Count lines holding the word "Fargo". Only the number is wanted.

Data records

......

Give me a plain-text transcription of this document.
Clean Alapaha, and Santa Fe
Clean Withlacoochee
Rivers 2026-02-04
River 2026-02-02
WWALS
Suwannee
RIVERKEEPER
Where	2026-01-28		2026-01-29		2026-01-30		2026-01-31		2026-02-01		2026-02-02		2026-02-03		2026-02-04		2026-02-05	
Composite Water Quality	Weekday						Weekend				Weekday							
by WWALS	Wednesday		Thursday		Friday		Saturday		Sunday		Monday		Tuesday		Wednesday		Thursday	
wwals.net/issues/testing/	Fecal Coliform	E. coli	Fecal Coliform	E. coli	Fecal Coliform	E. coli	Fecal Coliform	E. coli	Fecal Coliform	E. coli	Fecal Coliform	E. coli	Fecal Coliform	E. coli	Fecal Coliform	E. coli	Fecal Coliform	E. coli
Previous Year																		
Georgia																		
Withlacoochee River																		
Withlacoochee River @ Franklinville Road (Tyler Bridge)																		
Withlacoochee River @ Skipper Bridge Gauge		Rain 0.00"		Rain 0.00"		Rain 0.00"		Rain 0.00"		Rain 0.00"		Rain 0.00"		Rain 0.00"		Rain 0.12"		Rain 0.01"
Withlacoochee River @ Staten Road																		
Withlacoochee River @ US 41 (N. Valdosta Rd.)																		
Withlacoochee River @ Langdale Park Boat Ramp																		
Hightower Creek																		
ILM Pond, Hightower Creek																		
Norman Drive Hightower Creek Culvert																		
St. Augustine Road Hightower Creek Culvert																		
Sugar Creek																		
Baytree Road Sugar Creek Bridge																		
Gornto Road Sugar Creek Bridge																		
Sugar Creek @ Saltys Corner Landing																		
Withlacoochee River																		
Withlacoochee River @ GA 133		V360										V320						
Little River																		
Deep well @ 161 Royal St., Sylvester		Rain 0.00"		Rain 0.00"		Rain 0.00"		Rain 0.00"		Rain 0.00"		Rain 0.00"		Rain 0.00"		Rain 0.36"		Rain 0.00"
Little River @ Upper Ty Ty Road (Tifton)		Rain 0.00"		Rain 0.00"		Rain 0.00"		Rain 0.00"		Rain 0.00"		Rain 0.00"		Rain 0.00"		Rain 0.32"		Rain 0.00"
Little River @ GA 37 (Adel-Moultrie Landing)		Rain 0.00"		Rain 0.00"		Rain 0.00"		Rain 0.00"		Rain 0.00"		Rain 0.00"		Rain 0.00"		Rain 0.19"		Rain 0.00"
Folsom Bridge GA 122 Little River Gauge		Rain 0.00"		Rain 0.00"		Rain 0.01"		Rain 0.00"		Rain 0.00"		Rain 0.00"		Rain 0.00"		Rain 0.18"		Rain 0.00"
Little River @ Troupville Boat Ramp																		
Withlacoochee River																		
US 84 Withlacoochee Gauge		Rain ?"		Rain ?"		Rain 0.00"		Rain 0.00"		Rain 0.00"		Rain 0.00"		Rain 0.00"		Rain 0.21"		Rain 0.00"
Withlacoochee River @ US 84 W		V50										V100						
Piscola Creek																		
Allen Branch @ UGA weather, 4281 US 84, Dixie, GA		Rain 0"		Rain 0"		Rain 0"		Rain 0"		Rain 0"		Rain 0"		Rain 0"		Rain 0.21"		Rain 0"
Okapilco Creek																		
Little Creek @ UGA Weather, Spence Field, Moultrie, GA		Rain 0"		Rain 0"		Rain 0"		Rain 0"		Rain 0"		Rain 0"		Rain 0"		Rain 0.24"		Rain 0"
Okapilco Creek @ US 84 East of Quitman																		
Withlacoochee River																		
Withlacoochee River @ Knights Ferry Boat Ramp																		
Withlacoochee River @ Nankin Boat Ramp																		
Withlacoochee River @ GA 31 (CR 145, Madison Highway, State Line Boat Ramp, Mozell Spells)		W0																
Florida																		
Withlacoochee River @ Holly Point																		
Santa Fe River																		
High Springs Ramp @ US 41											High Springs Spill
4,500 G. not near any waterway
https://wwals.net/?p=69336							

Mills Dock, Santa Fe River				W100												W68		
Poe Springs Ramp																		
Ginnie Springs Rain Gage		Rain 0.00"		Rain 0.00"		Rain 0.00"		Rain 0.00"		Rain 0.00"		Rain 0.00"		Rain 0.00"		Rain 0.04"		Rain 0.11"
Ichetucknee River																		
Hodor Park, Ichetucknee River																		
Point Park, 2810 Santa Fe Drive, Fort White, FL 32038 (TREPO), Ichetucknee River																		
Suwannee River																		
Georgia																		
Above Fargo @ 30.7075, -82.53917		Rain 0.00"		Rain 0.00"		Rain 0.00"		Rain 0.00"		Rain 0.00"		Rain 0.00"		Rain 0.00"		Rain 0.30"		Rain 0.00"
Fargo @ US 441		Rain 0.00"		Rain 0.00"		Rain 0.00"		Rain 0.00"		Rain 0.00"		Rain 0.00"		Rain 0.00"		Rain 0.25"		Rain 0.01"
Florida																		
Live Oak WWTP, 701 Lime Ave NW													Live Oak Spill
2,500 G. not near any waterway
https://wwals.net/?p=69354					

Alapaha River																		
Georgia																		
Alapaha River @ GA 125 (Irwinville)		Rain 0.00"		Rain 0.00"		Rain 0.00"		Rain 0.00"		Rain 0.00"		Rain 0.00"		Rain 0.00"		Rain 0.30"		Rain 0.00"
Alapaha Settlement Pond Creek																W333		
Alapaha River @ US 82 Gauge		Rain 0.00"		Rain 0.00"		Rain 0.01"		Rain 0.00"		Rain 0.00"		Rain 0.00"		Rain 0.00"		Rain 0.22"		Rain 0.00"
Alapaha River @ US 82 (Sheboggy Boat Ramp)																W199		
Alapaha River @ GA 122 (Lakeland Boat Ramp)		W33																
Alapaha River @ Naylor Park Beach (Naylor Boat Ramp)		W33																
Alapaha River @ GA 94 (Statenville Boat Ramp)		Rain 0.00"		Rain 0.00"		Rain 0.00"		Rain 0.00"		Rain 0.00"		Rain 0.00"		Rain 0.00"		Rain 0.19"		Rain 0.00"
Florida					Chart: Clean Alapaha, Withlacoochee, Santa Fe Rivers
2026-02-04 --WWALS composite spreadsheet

......

### TASK RESPONSE
2